Set problem:
All of the entries must be reproduced exactly, with no images carried over.

Available records:
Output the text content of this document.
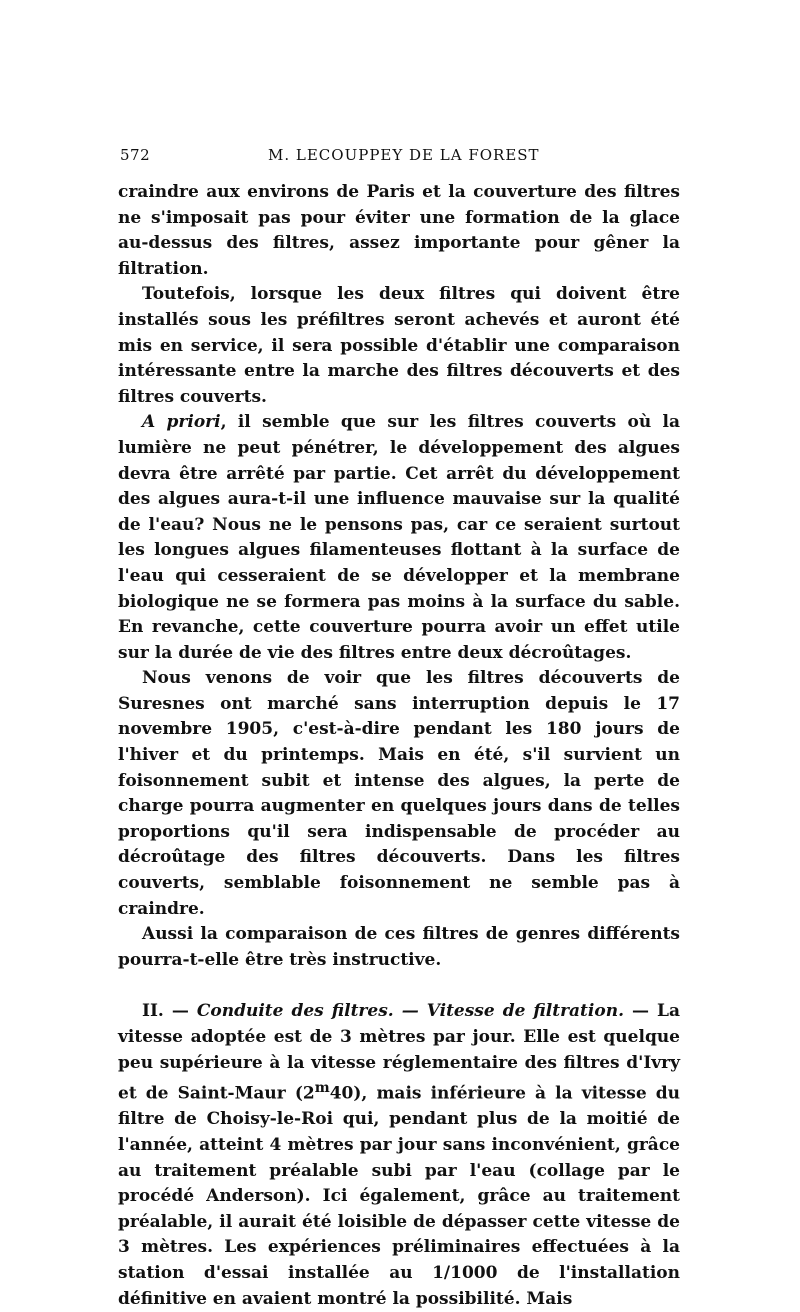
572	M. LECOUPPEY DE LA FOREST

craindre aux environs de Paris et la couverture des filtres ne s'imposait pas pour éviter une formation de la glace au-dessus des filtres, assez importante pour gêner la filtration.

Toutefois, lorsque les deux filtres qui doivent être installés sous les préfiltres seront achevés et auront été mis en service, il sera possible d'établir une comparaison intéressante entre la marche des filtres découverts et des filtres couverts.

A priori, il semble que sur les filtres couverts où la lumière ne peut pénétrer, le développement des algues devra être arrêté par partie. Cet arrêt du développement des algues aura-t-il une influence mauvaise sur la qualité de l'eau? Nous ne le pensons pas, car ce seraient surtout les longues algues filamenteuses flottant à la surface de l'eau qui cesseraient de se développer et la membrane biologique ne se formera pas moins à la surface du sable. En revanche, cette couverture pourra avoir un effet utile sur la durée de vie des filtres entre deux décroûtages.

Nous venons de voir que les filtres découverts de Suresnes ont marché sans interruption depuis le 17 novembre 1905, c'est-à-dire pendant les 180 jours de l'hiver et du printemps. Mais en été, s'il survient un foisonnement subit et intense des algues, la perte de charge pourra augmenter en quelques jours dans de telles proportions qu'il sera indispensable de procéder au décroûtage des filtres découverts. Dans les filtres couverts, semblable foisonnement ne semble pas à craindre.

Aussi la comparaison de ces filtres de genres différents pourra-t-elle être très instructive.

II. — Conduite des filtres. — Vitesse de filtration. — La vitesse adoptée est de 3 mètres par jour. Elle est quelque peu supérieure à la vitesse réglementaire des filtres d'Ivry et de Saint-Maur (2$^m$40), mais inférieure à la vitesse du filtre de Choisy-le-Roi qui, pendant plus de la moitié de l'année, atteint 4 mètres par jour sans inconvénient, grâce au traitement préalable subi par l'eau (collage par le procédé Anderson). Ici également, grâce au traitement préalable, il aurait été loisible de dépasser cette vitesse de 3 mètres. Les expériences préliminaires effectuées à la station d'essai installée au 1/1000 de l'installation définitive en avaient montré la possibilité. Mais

Exercise result:
Output the text content of this document.
572	M. LECOUPPEY DE LA FOREST

craindre aux environs de Paris et la couverture des filtres ne s'imposait pas pour éviter une formation de la glace au-dessus des filtres, assez importante pour gêner la filtration.

Toutefois, lorsque les deux filtres qui doivent être installés sous les préfiltres seront achevés et auront été mis en service, il sera possible d'établir une comparaison intéressante entre la marche des filtres découverts et des filtres couverts.

A priori, il semble que sur les filtres couverts où la lumière ne peut pénétrer, le développement des algues devra être arrêté par partie. Cet arrêt du développement des algues aura-t-il une influence mauvaise sur la qualité de l'eau? Nous ne le pensons pas, car ce seraient surtout les longues algues filamenteuses flottant à la surface de l'eau qui cesseraient de se développer et la membrane biologique ne se formera pas moins à la surface du sable. En revanche, cette couverture pourra avoir un effet utile sur la durée de vie des filtres entre deux décroûtages.

Nous venons de voir que les filtres découverts de Suresnes ont marché sans interruption depuis le 17 novembre 1905, c'est-à-dire pendant les 180 jours de l'hiver et du printemps. Mais en été, s'il survient un foisonnement subit et intense des algues, la perte de charge pourra augmenter en quelques jours dans de telles proportions qu'il sera indispensable de procéder au décroûtage des filtres découverts. Dans les filtres couverts, semblable foisonnement ne semble pas à craindre.

Aussi la comparaison de ces filtres de genres différents pourra-t-elle être très instructive.

II. — Conduite des filtres. — Vitesse de filtration. — La vitesse adoptée est de 3 mètres par jour. Elle est quelque peu supérieure à la vitesse réglementaire des filtres d'Ivry et de Saint-Maur (2$^m$40), mais inférieure à la vitesse du filtre de Choisy-le-Roi qui, pendant plus de la moitié de l'année, atteint 4 mètres par jour sans inconvénient, grâce au traitement préalable subi par l'eau (collage par le procédé Anderson). Ici également, grâce au traitement préalable, il aurait été loisible de dépasser cette vitesse de 3 mètres. Les expériences préliminaires effectuées à la station d'essai installée au 1/1000 de l'installation définitive en avaient montré la possibilité. Mais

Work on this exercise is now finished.